- _Given request_
Identify each line holding the string "Симисторные" and copy it.

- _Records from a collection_
§

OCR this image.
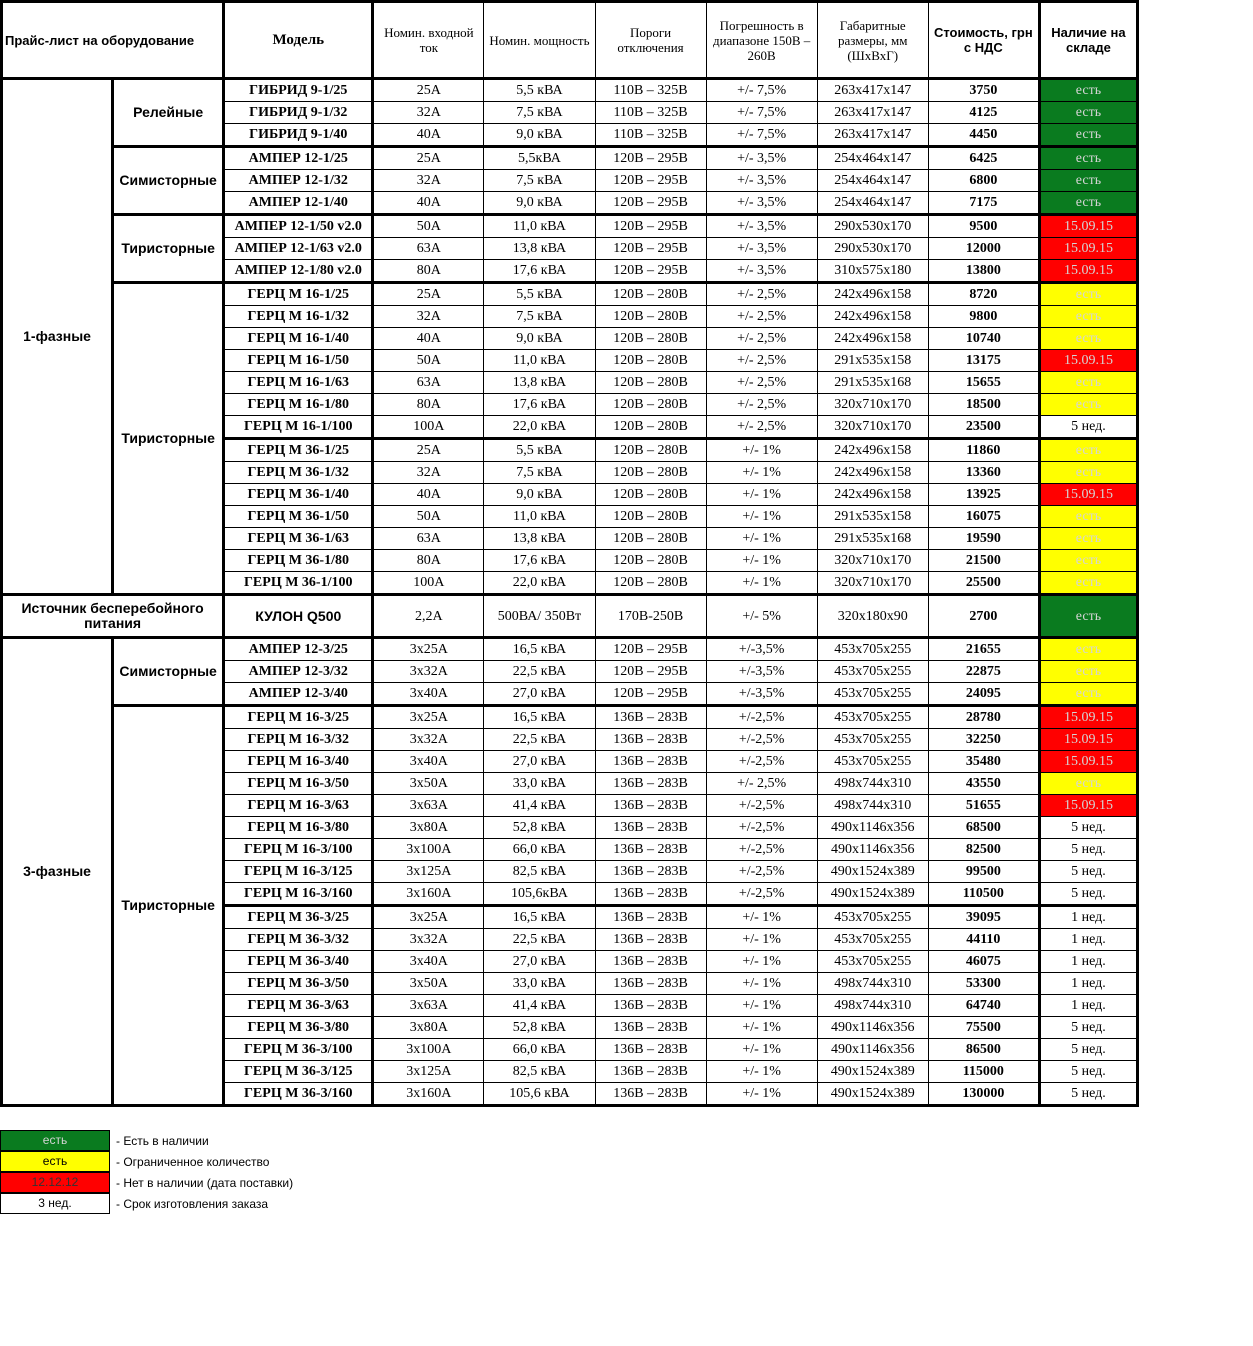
Прайс-лист на оборудование		Модель	Номин. входной ток	Номин. мощность	Пороги отключения	Погрешность в диапазоне 150В – 260В	Габаритные размеры, мм (ШхВхГ)	Стоимость, грн с НДС	Наличие на складе
1-фазные	Релейные	ГИБРИД 9-1/25	25А	5,5 кВА	110В – 325В	+/- 7,5%	263х417х147	3750	есть
		ГИБРИД 9-1/32	32А	7,5 кВА	110В – 325В	+/- 7,5%	263х417х147	4125	есть
		ГИБРИД 9-1/40	40А	9,0 кВА	110В – 325В	+/- 7,5%	263х417х147	4450	есть
	Симисторные	АМПЕР 12-1/25	25А	5,5кВА	120В – 295В	+/- 3,5%	254х464х147	6425	есть
		АМПЕР 12-1/32	32А	7,5 кВА	120В – 295В	+/- 3,5%	254х464х147	6800	есть
		АМПЕР 12-1/40	40А	9,0 кВА	120В – 295В	+/- 3,5%	254х464х147	7175	есть
	Тиристорные	АМПЕР 12-1/50 v2.0	50А	11,0 кВА	120В – 295В	+/- 3,5%	290х530х170	9500	15.09.15
		АМПЕР 12-1/63 v2.0	63А	13,8 кВА	120В – 295В	+/- 3,5%	290х530х170	12000	15.09.15
		АМПЕР 12-1/80 v2.0	80А	17,6 кВА	120В – 295В	+/- 3,5%	310х575х180	13800	15.09.15
	Тиристорные	ГЕРЦ М 16-1/25	25А	5,5 кВА	120В – 280В	+/- 2,5%	242х496х158	8720	есть
		ГЕРЦ М 16-1/32	32А	7,5 кВА	120В – 280В	+/- 2,5%	242х496х158	9800	есть
		ГЕРЦ М 16-1/40	40А	9,0 кВА	120В – 280В	+/- 2,5%	242х496х158	10740	есть
		ГЕРЦ М 16-1/50	50А	11,0 кВА	120В – 280В	+/- 2,5%	291х535х158	13175	15.09.15
		ГЕРЦ М 16-1/63	63А	13,8 кВА	120В – 280В	+/- 2,5%	291х535х168	15655	есть
		ГЕРЦ М 16-1/80	80А	17,6 кВА	120В – 280В	+/- 2,5%	320х710х170	18500	есть
		ГЕРЦ М 16-1/100	100А	22,0 кВА	120В – 280В	+/- 2,5%	320х710х170	23500	5 нед.
		ГЕРЦ М 36-1/25	25А	5,5 кВА	120В – 280В	+/- 1%	242х496х158	11860	есть
		ГЕРЦ М 36-1/32	32А	7,5 кВА	120В – 280В	+/- 1%	242х496х158	13360	есть
		ГЕРЦ М 36-1/40	40А	9,0 кВА	120В – 280В	+/- 1%	242х496х158	13925	15.09.15
		ГЕРЦ М 36-1/50	50А	11,0 кВА	120В – 280В	+/- 1%	291х535х158	16075	есть
		ГЕРЦ М 36-1/63	63А	13,8 кВА	120В – 280В	+/- 1%	291х535х168	19590	есть
		ГЕРЦ М 36-1/80	80А	17,6 кВА	120В – 280В	+/- 1%	320х710х170	21500	есть
		ГЕРЦ М 36-1/100	100А	22,0 кВА	120В – 280В	+/- 1%	320х710х170	25500	есть
Источник бесперебойного питания		КУЛОН Q500	2,2А	500ВА/ 350Вт	170В-250В	+/- 5%	320х180х90	2700	есть
3-фазные	Симисторные	АМПЕР 12-3/25	3х25А	16,5 кВА	120В – 295В	+/-3,5%	453х705х255	21655	есть
		АМПЕР 12-3/32	3х32А	22,5 кВА	120В – 295В	+/-3,5%	453х705х255	22875	есть
		АМПЕР 12-3/40	3х40А	27,0 кВА	120В – 295В	+/-3,5%	453х705х255	24095	есть
	Тиристорные	ГЕРЦ М 16-3/25	3х25А	16,5 кВА	136В – 283В	+/-2,5%	453х705х255	28780	15.09.15
		ГЕРЦ М 16-3/32	3х32А	22,5 кВА	136В – 283В	+/-2,5%	453х705х255	32250	15.09.15
		ГЕРЦ М 16-3/40	3х40А	27,0 кВА	136В – 283В	+/-2,5%	453х705х255	35480	15.09.15
		ГЕРЦ М 16-3/50	3х50А	33,0 кВА	136В – 283В	+/- 2,5%	498х744х310	43550	есть
		ГЕРЦ М 16-3/63	3х63А	41,4 кВА	136В – 283В	+/-2,5%	498х744х310	51655	15.09.15
		ГЕРЦ М 16-3/80	3х80А	52,8 кВА	136В – 283В	+/-2,5%	490х1146х356	68500	5 нед.
		ГЕРЦ М 16-3/100	3х100А	66,0 кВА	136В – 283В	+/-2,5%	490х1146х356	82500	5 нед.
		ГЕРЦ М 16-3/125	3х125А	82,5 кВА	136В – 283В	+/-2,5%	490х1524х389	99500	5 нед.
		ГЕРЦ М 16-3/160	3х160А	105,6кВА	136В – 283В	+/-2,5%	490х1524х389	110500	5 нед.
		ГЕРЦ М 36-3/25	3х25А	16,5 кВА	136В – 283В	+/- 1%	453х705х255	39095	1 нед.
		ГЕРЦ М 36-3/32	3х32А	22,5 кВА	136В – 283В	+/- 1%	453х705х255	44110	1 нед.
		ГЕРЦ М 36-3/40	3х40А	27,0 кВА	136В – 283В	+/- 1%	453х705х255	46075	1 нед.
		ГЕРЦ М 36-3/50	3х50А	33,0 кВА	136В – 283В	+/- 1%	498х744х310	53300	1 нед.
		ГЕРЦ М 36-3/63	3х63А	41,4 кВА	136В – 283В	+/- 1%	498х744х310	64740	1 нед.
		ГЕРЦ М 36-3/80	3х80А	52,8 кВА	136В – 283В	+/- 1%	490х1146х356	75500	5 нед.
		ГЕРЦ М 36-3/100	3х100А	66,0 кВА	136В – 283В	+/- 1%	490х1146х356	86500	5 нед.
		ГЕРЦ М 36-3/125	3х125А	82,5 кВА	136В – 283В	+/- 1%	490х1524х389	115000	5 нед.
		ГЕРЦ М 36-3/160	3х160А	105,6 кВА	136В – 283В	+/- 1%	490х1524х389	130000	5 нед.
есть	- Есть в наличии
есть	- Ограниченное количество
12.12.12	- Нет в наличии (дата поставки)
3 нед.	- Срок изготовления заказа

§

- _Answer to this problem_
	Симисторные	АМПЕР 12-1/25	25А	5,5кВА	120В – 295В	+/- 3,5%	254х464х147	6425	есть
3-фазные	Симисторные	АМПЕР 12-3/25	3х25А	16,5 кВА	120В – 295В	+/-3,5%	453х705х255	21655	есть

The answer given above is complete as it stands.